* Begin Material for this exercise *

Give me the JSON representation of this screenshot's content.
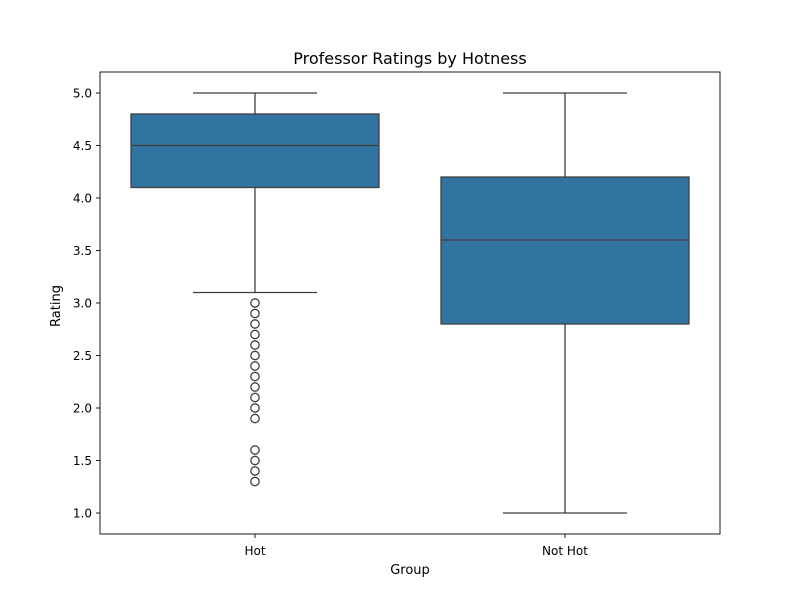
{
  "chart_data": {
    "type": "box",
    "title": "Professor Ratings by Hotness",
    "xlabel": "Group",
    "ylabel": "Rating",
    "ylim": [
      0.8,
      5.2
    ],
    "yticks": [
      1.0,
      1.5,
      2.0,
      2.5,
      3.0,
      3.5,
      4.0,
      4.5,
      5.0
    ],
    "ytick_labels": [
      "1.0",
      "1.5",
      "2.0",
      "2.5",
      "3.0",
      "3.5",
      "4.0",
      "4.5",
      "5.0"
    ],
    "grid": false,
    "legend": "none",
    "box_color": "#3274a1",
    "line_color": "#3f3f3f",
    "categories": [
      "Hot",
      "Not Hot"
    ],
    "boxes": [
      {
        "name": "Hot",
        "whisker_low": 3.1,
        "q1": 4.1,
        "median": 4.5,
        "q3": 4.8,
        "whisker_high": 5.0,
        "outliers": [
          3.0,
          2.9,
          2.8,
          2.7,
          2.6,
          2.5,
          2.4,
          2.3,
          2.2,
          2.1,
          2.0,
          1.9,
          1.6,
          1.5,
          1.4,
          1.3
        ]
      },
      {
        "name": "Not Hot",
        "whisker_low": 1.0,
        "q1": 2.8,
        "median": 3.6,
        "q3": 4.2,
        "whisker_high": 5.0,
        "outliers": []
      }
    ]
  }
}
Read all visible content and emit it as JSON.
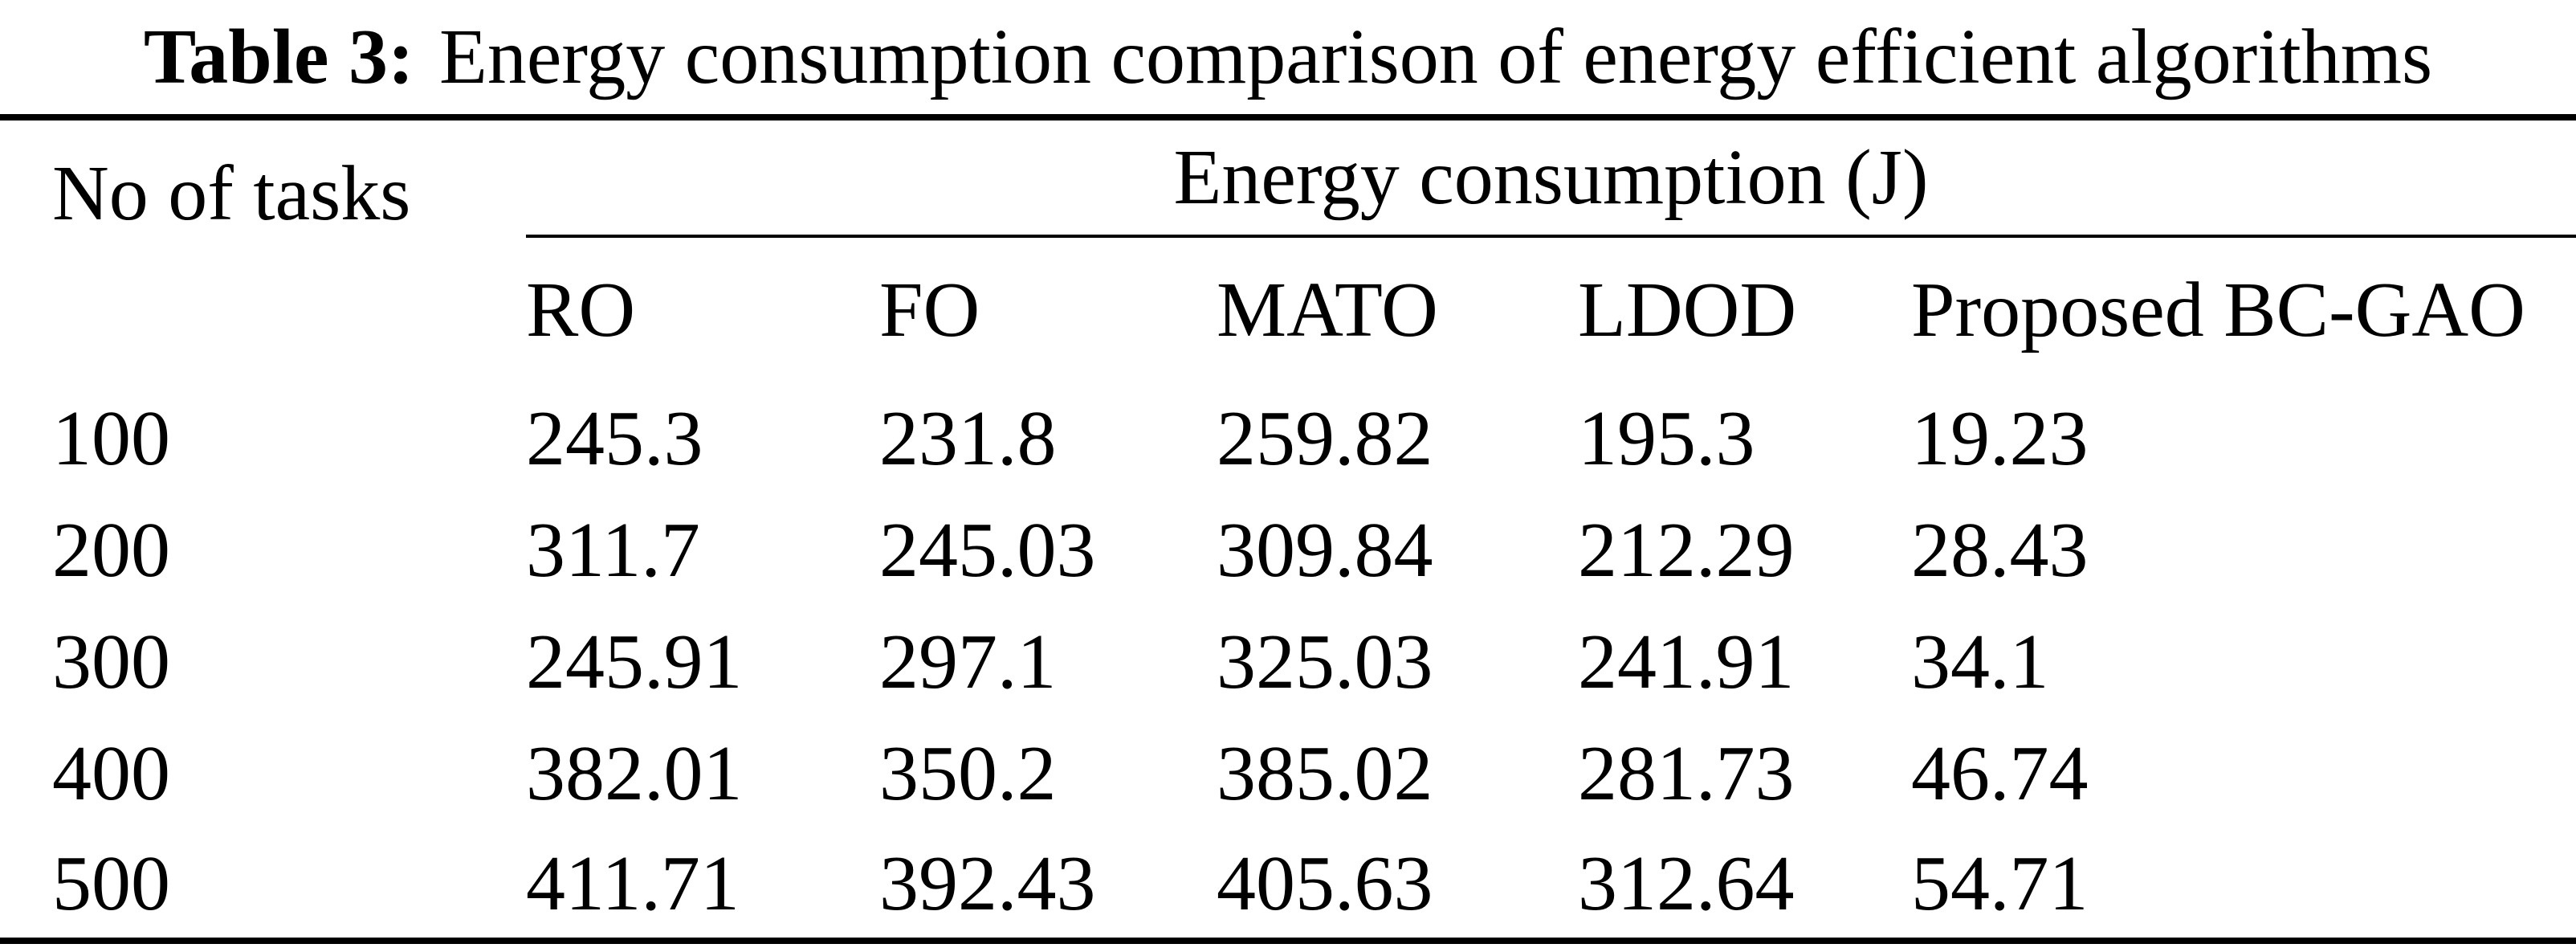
{
  "caption": {
    "label": "Table 3:",
    "text": "Energy consumption comparison of energy efficient algorithms"
  },
  "table": {
    "col1_header": "No of tasks",
    "group_header": "Energy consumption (J)",
    "columns": [
      "RO",
      "FO",
      "MATO",
      "LDOD",
      "Proposed BC-GAO"
    ],
    "rows": [
      {
        "tasks": "100",
        "values": [
          "245.3",
          "231.8",
          "259.82",
          "195.3",
          "19.23"
        ]
      },
      {
        "tasks": "200",
        "values": [
          "311.7",
          "245.03",
          "309.84",
          "212.29",
          "28.43"
        ]
      },
      {
        "tasks": "300",
        "values": [
          "245.91",
          "297.1",
          "325.03",
          "241.91",
          "34.1"
        ]
      },
      {
        "tasks": "400",
        "values": [
          "382.01",
          "350.2",
          "385.02",
          "281.73",
          "46.74"
        ]
      },
      {
        "tasks": "500",
        "values": [
          "411.71",
          "392.43",
          "405.63",
          "312.64",
          "54.71"
        ]
      }
    ]
  },
  "colors": {
    "text": "#000000",
    "background": "#ffffff",
    "rule": "#000000"
  },
  "chart_data": {
    "type": "table",
    "title": "Table 3: Energy consumption comparison of energy efficient algorithms",
    "group_header": "Energy consumption (J)",
    "columns": [
      "No of tasks",
      "RO",
      "FO",
      "MATO",
      "LDOD",
      "Proposed BC-GAO"
    ],
    "rows": [
      [
        100,
        245.3,
        231.8,
        259.82,
        195.3,
        19.23
      ],
      [
        200,
        311.7,
        245.03,
        309.84,
        212.29,
        28.43
      ],
      [
        300,
        245.91,
        297.1,
        325.03,
        241.91,
        34.1
      ],
      [
        400,
        382.01,
        350.2,
        385.02,
        281.73,
        46.74
      ],
      [
        500,
        411.71,
        392.43,
        405.63,
        312.64,
        54.71
      ]
    ]
  }
}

* End Material for this exercise *

● The task: Print the listing above in full, exactly as written. Omit any pictures.

● Problem solution:
Give me the JSON representation of this screenshot's content.
{
  "chart_data": {
    "type": "box",
    "title": "Professor Ratings by Hotness",
    "xlabel": "Group",
    "ylabel": "Rating",
    "ylim": [
      0.8,
      5.2
    ],
    "yticks": [
      1.0,
      1.5,
      2.0,
      2.5,
      3.0,
      3.5,
      4.0,
      4.5,
      5.0
    ],
    "ytick_labels": [
      "1.0",
      "1.5",
      "2.0",
      "2.5",
      "3.0",
      "3.5",
      "4.0",
      "4.5",
      "5.0"
    ],
    "grid": false,
    "legend": "none",
    "box_color": "#3274a1",
    "line_color": "#3f3f3f",
    "categories": [
      "Hot",
      "Not Hot"
    ],
    "boxes": [
      {
        "name": "Hot",
        "whisker_low": 3.1,
        "q1": 4.1,
        "median": 4.5,
        "q3": 4.8,
        "whisker_high": 5.0,
        "outliers": [
          3.0,
          2.9,
          2.8,
          2.7,
          2.6,
          2.5,
          2.4,
          2.3,
          2.2,
          2.1,
          2.0,
          1.9,
          1.6,
          1.5,
          1.4,
          1.3
        ]
      },
      {
        "name": "Not Hot",
        "whisker_low": 1.0,
        "q1": 2.8,
        "median": 3.6,
        "q3": 4.2,
        "whisker_high": 5.0,
        "outliers": []
      }
    ]
  }
}
Read all visible content and emit it as JSON.
{
  "caption": {
    "label": "Table 3:",
    "text": "Energy consumption comparison of energy efficient algorithms"
  },
  "table": {
    "col1_header": "No of tasks",
    "group_header": "Energy consumption (J)",
    "columns": [
      "RO",
      "FO",
      "MATO",
      "LDOD",
      "Proposed BC-GAO"
    ],
    "rows": [
      {
        "tasks": "100",
        "values": [
          "245.3",
          "231.8",
          "259.82",
          "195.3",
          "19.23"
        ]
      },
      {
        "tasks": "200",
        "values": [
          "311.7",
          "245.03",
          "309.84",
          "212.29",
          "28.43"
        ]
      },
      {
        "tasks": "300",
        "values": [
          "245.91",
          "297.1",
          "325.03",
          "241.91",
          "34.1"
        ]
      },
      {
        "tasks": "400",
        "values": [
          "382.01",
          "350.2",
          "385.02",
          "281.73",
          "46.74"
        ]
      },
      {
        "tasks": "500",
        "values": [
          "411.71",
          "392.43",
          "405.63",
          "312.64",
          "54.71"
        ]
      }
    ]
  },
  "colors": {
    "text": "#000000",
    "background": "#ffffff",
    "rule": "#000000"
  },
  "chart_data": {
    "type": "table",
    "title": "Table 3: Energy consumption comparison of energy efficient algorithms",
    "group_header": "Energy consumption (J)",
    "columns": [
      "No of tasks",
      "RO",
      "FO",
      "MATO",
      "LDOD",
      "Proposed BC-GAO"
    ],
    "rows": [
      [
        100,
        245.3,
        231.8,
        259.82,
        195.3,
        19.23
      ],
      [
        200,
        311.7,
        245.03,
        309.84,
        212.29,
        28.43
      ],
      [
        300,
        245.91,
        297.1,
        325.03,
        241.91,
        34.1
      ],
      [
        400,
        382.01,
        350.2,
        385.02,
        281.73,
        46.74
      ],
      [
        500,
        411.71,
        392.43,
        405.63,
        312.64,
        54.71
      ]
    ]
  }
}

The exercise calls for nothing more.